» Provided entries:
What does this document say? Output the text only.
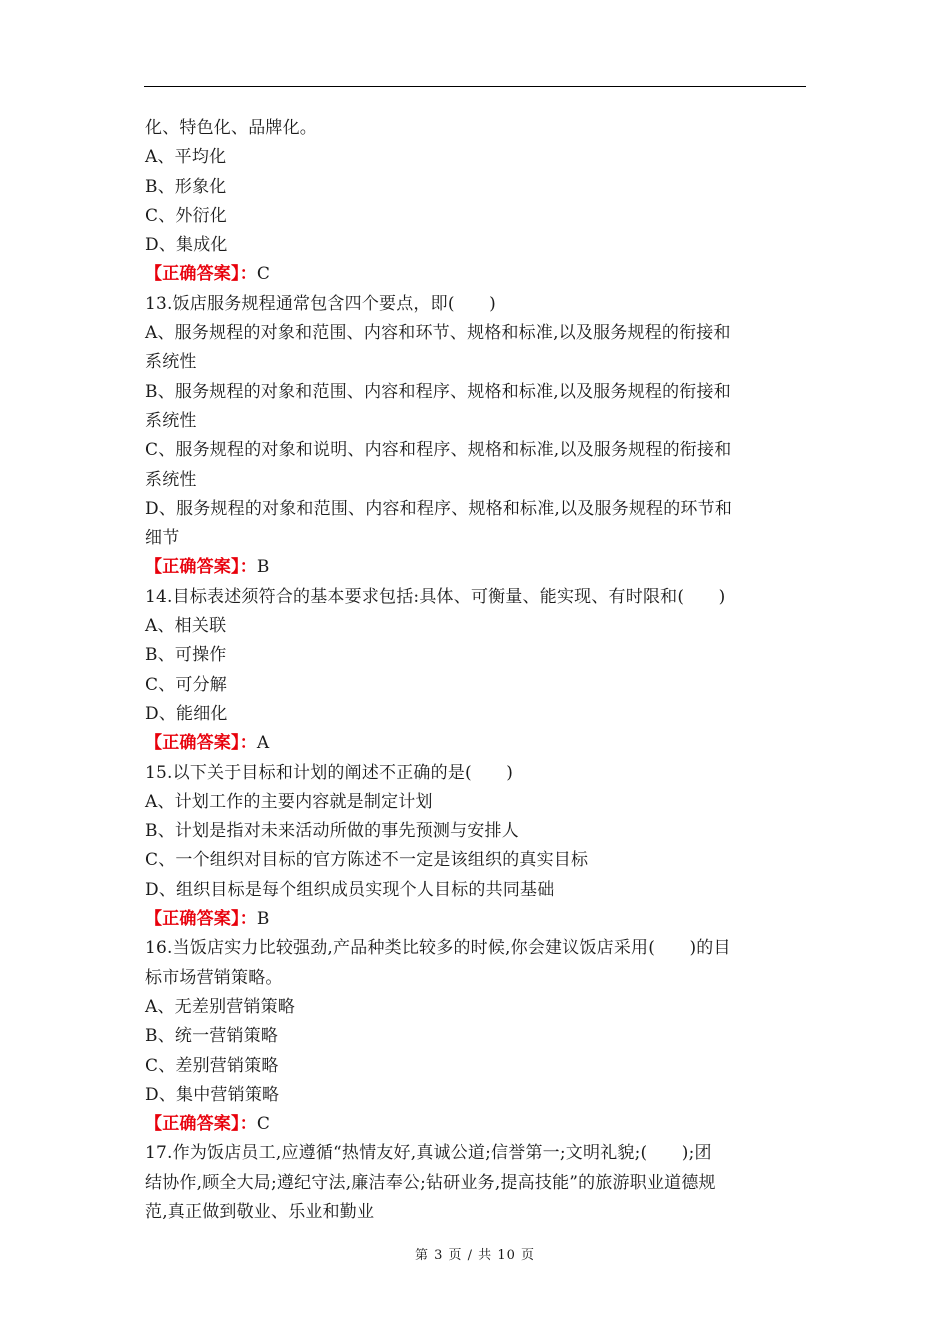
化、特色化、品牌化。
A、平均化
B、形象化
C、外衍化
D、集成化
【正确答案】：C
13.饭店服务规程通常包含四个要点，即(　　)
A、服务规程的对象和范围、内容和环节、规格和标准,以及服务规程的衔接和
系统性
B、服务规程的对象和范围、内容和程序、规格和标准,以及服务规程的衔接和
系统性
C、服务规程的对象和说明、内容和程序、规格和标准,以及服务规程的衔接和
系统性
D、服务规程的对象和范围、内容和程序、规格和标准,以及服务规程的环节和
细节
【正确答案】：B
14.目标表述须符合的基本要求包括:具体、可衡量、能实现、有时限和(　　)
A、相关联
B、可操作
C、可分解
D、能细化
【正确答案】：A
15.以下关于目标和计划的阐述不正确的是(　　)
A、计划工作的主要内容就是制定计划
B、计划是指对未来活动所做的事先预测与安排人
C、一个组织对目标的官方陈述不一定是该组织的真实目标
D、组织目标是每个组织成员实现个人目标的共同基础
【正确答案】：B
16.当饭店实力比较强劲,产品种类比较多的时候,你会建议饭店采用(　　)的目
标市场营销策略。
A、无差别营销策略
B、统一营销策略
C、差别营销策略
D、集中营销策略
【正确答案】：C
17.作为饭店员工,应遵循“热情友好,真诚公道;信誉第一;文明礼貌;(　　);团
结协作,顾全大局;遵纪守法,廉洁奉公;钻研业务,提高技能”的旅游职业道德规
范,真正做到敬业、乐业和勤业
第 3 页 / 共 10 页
...
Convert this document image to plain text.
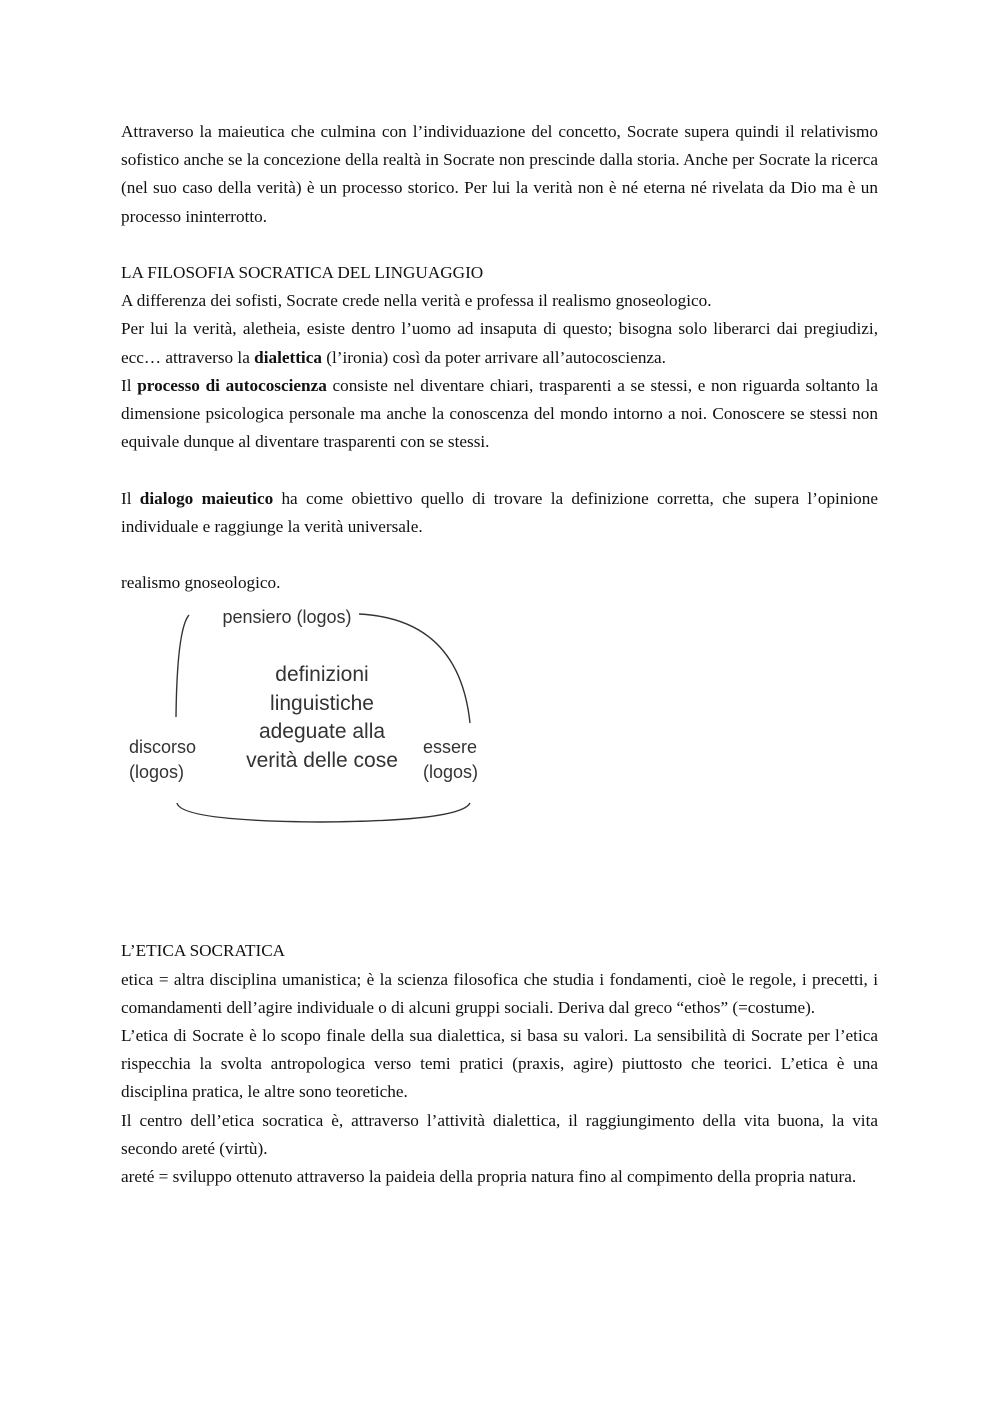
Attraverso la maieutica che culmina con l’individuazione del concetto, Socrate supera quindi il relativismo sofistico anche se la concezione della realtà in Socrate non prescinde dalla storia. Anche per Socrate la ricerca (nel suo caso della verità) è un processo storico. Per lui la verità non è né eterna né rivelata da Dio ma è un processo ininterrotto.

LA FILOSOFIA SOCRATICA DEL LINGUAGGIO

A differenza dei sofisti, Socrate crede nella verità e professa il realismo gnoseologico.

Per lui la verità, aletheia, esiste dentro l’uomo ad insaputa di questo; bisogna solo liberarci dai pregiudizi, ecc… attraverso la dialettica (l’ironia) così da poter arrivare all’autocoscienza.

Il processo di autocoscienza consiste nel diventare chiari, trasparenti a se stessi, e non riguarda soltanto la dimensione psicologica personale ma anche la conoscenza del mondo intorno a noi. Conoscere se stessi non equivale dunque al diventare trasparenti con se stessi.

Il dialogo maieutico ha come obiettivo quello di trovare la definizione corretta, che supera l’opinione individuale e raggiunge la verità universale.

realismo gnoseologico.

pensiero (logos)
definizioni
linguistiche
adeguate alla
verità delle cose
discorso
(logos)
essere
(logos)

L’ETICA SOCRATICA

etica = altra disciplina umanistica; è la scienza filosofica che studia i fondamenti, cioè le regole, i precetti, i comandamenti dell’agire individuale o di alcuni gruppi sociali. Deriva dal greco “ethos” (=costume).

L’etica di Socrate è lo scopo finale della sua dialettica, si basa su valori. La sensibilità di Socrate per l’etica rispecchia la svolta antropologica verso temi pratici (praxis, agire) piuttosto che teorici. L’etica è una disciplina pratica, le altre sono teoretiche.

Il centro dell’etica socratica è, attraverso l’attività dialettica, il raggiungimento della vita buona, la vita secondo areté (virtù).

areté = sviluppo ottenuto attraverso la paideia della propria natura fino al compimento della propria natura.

» Objective: Copy every line in the records above that contains the word "document".

» Answer for this exercise:
What does this document say? Output the text only.
Convert this document image to plain text.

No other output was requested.